[Dataset records]
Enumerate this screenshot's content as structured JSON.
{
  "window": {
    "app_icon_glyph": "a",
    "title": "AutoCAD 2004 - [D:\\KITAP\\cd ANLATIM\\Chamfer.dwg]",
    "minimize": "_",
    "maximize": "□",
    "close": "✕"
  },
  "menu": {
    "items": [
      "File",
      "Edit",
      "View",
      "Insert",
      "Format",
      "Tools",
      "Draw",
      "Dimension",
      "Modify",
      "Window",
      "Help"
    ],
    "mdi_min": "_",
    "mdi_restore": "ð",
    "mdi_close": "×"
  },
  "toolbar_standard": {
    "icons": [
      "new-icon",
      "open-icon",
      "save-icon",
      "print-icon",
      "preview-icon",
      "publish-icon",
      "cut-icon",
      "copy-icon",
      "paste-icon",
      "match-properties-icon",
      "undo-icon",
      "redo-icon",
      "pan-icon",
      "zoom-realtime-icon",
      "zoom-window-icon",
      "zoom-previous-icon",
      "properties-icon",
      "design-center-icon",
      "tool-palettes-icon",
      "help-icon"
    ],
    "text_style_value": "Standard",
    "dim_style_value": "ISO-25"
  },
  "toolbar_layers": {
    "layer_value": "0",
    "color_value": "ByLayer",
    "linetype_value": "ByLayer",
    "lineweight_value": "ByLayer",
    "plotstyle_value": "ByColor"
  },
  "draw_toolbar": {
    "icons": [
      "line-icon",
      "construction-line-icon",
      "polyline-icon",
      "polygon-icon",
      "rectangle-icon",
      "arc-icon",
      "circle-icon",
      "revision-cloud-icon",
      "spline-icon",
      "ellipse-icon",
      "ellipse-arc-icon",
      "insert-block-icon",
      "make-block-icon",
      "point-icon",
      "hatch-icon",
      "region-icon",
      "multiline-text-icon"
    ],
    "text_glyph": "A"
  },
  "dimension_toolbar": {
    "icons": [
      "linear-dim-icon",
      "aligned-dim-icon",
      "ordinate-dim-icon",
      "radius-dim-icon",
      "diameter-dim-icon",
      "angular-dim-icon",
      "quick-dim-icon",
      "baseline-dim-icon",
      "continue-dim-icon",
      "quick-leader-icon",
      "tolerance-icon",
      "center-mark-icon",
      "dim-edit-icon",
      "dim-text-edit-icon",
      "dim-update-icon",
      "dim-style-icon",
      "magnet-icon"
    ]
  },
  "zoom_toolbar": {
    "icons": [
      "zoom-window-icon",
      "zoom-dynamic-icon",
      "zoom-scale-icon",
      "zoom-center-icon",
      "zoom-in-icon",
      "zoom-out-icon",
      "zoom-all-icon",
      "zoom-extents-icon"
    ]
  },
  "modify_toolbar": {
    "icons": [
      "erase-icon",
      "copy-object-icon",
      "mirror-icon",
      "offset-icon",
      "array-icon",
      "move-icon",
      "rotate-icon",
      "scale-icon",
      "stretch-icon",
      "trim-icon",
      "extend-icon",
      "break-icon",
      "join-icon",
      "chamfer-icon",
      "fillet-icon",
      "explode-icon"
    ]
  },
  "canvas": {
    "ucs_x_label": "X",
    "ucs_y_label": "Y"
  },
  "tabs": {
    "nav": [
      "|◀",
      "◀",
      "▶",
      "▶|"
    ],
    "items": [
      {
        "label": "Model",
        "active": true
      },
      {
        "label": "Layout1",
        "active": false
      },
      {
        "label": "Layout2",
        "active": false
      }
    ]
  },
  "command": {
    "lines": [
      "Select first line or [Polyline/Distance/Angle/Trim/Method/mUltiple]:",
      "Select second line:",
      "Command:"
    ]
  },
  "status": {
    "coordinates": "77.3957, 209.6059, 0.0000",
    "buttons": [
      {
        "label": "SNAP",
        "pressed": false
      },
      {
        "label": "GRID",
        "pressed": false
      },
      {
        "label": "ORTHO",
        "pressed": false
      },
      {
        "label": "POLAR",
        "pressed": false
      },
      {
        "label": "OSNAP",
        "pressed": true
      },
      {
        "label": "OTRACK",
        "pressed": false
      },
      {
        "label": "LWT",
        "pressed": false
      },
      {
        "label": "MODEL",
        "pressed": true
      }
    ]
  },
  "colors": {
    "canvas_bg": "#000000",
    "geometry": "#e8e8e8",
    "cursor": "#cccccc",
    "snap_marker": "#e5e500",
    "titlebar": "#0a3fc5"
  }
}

Directions for this task
Would you reproduce the material above in full, exactly as given?

Exercise answer
Enumerate this screenshot's content as structured JSON.
{
  "window": {
    "app_icon_glyph": "a",
    "title": "AutoCAD 2004 - [D:\\KITAP\\cd ANLATIM\\Chamfer.dwg]",
    "minimize": "_",
    "maximize": "□",
    "close": "✕"
  },
  "menu": {
    "items": [
      "File",
      "Edit",
      "View",
      "Insert",
      "Format",
      "Tools",
      "Draw",
      "Dimension",
      "Modify",
      "Window",
      "Help"
    ],
    "mdi_min": "_",
    "mdi_restore": "ð",
    "mdi_close": "×"
  },
  "toolbar_standard": {
    "icons": [
      "new-icon",
      "open-icon",
      "save-icon",
      "print-icon",
      "preview-icon",
      "publish-icon",
      "cut-icon",
      "copy-icon",
      "paste-icon",
      "match-properties-icon",
      "undo-icon",
      "redo-icon",
      "pan-icon",
      "zoom-realtime-icon",
      "zoom-window-icon",
      "zoom-previous-icon",
      "properties-icon",
      "design-center-icon",
      "tool-palettes-icon",
      "help-icon"
    ],
    "text_style_value": "Standard",
    "dim_style_value": "ISO-25"
  },
  "toolbar_layers": {
    "layer_value": "0",
    "color_value": "ByLayer",
    "linetype_value": "ByLayer",
    "lineweight_value": "ByLayer",
    "plotstyle_value": "ByColor"
  },
  "draw_toolbar": {
    "icons": [
      "line-icon",
      "construction-line-icon",
      "polyline-icon",
      "polygon-icon",
      "rectangle-icon",
      "arc-icon",
      "circle-icon",
      "revision-cloud-icon",
      "spline-icon",
      "ellipse-icon",
      "ellipse-arc-icon",
      "insert-block-icon",
      "make-block-icon",
      "point-icon",
      "hatch-icon",
      "region-icon",
      "multiline-text-icon"
    ],
    "text_glyph": "A"
  },
  "dimension_toolbar": {
    "icons": [
      "linear-dim-icon",
      "aligned-dim-icon",
      "ordinate-dim-icon",
      "radius-dim-icon",
      "diameter-dim-icon",
      "angular-dim-icon",
      "quick-dim-icon",
      "baseline-dim-icon",
      "continue-dim-icon",
      "quick-leader-icon",
      "tolerance-icon",
      "center-mark-icon",
      "dim-edit-icon",
      "dim-text-edit-icon",
      "dim-update-icon",
      "dim-style-icon",
      "magnet-icon"
    ]
  },
  "zoom_toolbar": {
    "icons": [
      "zoom-window-icon",
      "zoom-dynamic-icon",
      "zoom-scale-icon",
      "zoom-center-icon",
      "zoom-in-icon",
      "zoom-out-icon",
      "zoom-all-icon",
      "zoom-extents-icon"
    ]
  },
  "modify_toolbar": {
    "icons": [
      "erase-icon",
      "copy-object-icon",
      "mirror-icon",
      "offset-icon",
      "array-icon",
      "move-icon",
      "rotate-icon",
      "scale-icon",
      "stretch-icon",
      "trim-icon",
      "extend-icon",
      "break-icon",
      "join-icon",
      "chamfer-icon",
      "fillet-icon",
      "explode-icon"
    ]
  },
  "canvas": {
    "ucs_x_label": "X",
    "ucs_y_label": "Y"
  },
  "tabs": {
    "nav": [
      "|◀",
      "◀",
      "▶",
      "▶|"
    ],
    "items": [
      {
        "label": "Model",
        "active": true
      },
      {
        "label": "Layout1",
        "active": false
      },
      {
        "label": "Layout2",
        "active": false
      }
    ]
  },
  "command": {
    "lines": [
      "Select first line or [Polyline/Distance/Angle/Trim/Method/mUltiple]:",
      "Select second line:",
      "Command:"
    ]
  },
  "status": {
    "coordinates": "77.3957, 209.6059, 0.0000",
    "buttons": [
      {
        "label": "SNAP",
        "pressed": false
      },
      {
        "label": "GRID",
        "pressed": false
      },
      {
        "label": "ORTHO",
        "pressed": false
      },
      {
        "label": "POLAR",
        "pressed": false
      },
      {
        "label": "OSNAP",
        "pressed": true
      },
      {
        "label": "OTRACK",
        "pressed": false
      },
      {
        "label": "LWT",
        "pressed": false
      },
      {
        "label": "MODEL",
        "pressed": true
      }
    ]
  },
  "colors": {
    "canvas_bg": "#000000",
    "geometry": "#e8e8e8",
    "cursor": "#cccccc",
    "snap_marker": "#e5e500",
    "titlebar": "#0a3fc5"
  }
}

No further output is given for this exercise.